Stored items:
════════════════════

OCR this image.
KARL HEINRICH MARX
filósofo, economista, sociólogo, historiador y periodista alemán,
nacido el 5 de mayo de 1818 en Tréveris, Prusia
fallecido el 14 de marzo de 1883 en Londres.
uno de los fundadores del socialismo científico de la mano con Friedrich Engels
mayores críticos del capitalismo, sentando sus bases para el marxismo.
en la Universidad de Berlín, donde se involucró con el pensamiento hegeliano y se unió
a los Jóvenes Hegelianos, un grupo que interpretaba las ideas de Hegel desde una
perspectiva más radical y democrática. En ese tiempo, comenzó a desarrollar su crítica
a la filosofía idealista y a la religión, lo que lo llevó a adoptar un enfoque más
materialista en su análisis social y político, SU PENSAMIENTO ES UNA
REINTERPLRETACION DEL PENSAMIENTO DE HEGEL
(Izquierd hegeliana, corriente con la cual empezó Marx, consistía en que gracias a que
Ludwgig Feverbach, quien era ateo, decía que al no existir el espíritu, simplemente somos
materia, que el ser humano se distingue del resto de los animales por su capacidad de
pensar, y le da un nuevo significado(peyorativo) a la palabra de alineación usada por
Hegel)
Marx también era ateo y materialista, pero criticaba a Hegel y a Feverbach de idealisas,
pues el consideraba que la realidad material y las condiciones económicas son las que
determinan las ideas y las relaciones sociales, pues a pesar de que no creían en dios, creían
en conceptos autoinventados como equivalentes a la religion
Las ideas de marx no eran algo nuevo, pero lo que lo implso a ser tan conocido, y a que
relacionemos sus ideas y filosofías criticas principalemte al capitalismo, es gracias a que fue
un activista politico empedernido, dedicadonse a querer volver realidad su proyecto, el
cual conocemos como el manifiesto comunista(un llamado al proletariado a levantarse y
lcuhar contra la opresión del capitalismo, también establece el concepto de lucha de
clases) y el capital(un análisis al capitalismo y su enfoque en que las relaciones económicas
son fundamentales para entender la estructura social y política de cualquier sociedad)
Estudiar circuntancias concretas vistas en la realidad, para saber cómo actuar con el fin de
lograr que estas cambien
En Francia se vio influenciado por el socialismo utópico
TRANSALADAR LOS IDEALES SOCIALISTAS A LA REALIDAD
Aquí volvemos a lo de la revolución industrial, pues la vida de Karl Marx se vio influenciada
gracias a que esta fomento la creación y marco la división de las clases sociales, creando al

════════════════════

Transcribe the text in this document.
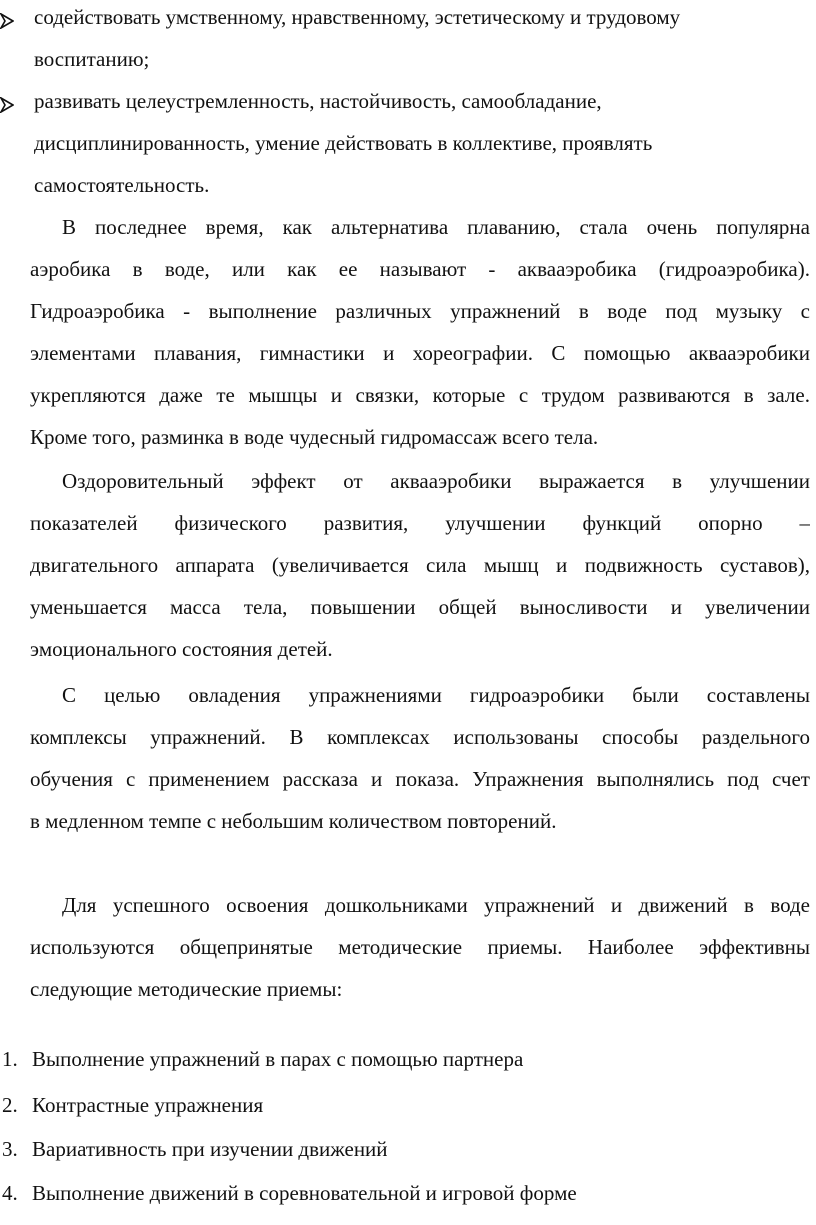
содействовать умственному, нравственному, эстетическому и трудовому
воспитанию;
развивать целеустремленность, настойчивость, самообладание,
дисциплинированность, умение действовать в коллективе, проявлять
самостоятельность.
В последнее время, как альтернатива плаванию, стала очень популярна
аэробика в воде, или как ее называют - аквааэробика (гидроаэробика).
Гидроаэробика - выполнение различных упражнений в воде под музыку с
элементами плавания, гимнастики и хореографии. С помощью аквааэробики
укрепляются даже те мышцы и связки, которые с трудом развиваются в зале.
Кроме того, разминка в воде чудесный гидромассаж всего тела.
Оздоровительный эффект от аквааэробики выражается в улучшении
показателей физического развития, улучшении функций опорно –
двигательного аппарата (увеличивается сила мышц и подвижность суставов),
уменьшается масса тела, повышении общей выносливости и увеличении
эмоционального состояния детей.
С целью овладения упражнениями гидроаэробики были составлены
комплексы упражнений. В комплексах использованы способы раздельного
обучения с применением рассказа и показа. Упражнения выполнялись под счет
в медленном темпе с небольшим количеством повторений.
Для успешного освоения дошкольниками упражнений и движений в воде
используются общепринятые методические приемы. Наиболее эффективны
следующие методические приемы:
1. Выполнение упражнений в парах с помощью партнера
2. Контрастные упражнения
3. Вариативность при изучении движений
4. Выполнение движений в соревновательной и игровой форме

════════════════════

JOB:
Find the lines above holding the word "relaciones" and show them.

EXERCISE ANSWER:
determinan las ideas y las relaciones sociales, pues a pesar de que no creían en dios, creían
clases) y el capital(un análisis al capitalismo y su enfoque en que las relaciones económicas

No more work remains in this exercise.